* **Passage for review**:
*** Begin section ***

Banachiewicz was educated at University of Warsaw and his thesis was on "reduction constants of the Repsold heliometer". In 1905, after the closure of the University by the Russians, he moved to Göttingen and in 1906 to the Pulkovo Observatory. He also worked at the Engelhardt Observatory at Kazan University from 1910 to 1915.

In 1919, after Poland regained its independence, Banachiewicz moved to Kraków, becoming a professor at the Jagiellonian University and the director of Kraków Observatory (055). A major contribution was a modified method of determining parabolic orbits. In 1925, he invented a theory of "cracovians" – a special kind of matrix algebra – which brought him international recognition. This theory solved several astronomical, geodetic, mechanical and mathematical problems.

In 1922 he became a member of Polish Academy of Arts and Sciences and from 1932 to 1938 was the vice-president of the International Astronomical Union. He was also the first President of the Polish Astronomical Society, the vice-president of the Geodetic Committee of The Baltic States and, from 1952 to his death, a member of the Polish Academy of Sciences. He was also the founder of the journal Acta Astronomica. He was the recipient of Doctor Honoris Causa titles from the University of Warsaw (1929), the University of Poznań (1936) and the Sofia University in Bulgaria (1948).

Banachiewicz invented a chronocinematograph, an astronomical instrument for precise observations of solar eclipses. He published more than 500 scientific papers, scientific and popular press communications, telegraph scientific reports, polemics, reviews, reports and editorial works, dealing with astronomy, mathematics, mechanics, geodesy, geophysics and other fields
of science. The LU decomposition was introduced by Banachiewicz in 1938.

== Honors ==

The lunar crater Banachiewicz and the main-belt asteroid 1286 Banachiewicza are named after him. The asteroid 1287 Lorcia was named after his wife following his suggestion to the discoverer.

*** End section ***

* **Data extracted from a collection**:
*** Begin section ***

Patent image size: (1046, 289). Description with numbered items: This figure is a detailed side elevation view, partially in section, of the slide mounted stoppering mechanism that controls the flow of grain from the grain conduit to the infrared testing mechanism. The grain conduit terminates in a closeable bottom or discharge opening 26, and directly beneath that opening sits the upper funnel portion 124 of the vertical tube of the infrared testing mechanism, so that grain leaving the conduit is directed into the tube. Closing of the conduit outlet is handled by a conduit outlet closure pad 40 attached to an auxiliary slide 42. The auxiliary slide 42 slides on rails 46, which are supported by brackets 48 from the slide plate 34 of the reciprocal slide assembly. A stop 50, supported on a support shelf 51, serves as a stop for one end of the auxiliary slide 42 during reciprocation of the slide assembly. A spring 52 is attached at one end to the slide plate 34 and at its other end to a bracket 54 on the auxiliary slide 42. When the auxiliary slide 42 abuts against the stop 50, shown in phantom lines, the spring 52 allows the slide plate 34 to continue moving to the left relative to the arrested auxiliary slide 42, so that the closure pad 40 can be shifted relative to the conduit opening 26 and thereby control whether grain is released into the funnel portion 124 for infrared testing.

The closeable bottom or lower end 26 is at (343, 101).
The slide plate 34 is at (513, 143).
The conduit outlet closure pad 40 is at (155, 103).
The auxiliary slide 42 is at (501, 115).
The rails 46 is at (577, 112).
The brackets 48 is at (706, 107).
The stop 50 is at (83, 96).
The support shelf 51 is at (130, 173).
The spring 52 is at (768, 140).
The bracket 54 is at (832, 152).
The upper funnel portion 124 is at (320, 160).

*** End section ***

* **Exercise brief**: Copy the passage of the Banachiewicz biography from "In 1922 he became" to "in Bulgaria (1948).", switching "vice-president" to "deputy president".

* **Answer to this exercise**:
In 1922 he became a member of Polish Academy of Arts and Sciences and from 1932 to 1938 was the deputy president of the International Astronomical Union. He was also the first President of the Polish Astronomical Society, the deputy president of the Geodetic Committee of The Baltic States and, from 1952 to his death, a member of the Polish Academy of Sciences. He was also the founder of the journal Acta Astronomica. He was the recipient of Doctor Honoris Causa titles from the University of Warsaw (1929), the University of Poznań (1936) and the Sofia University in Bulgaria (1948).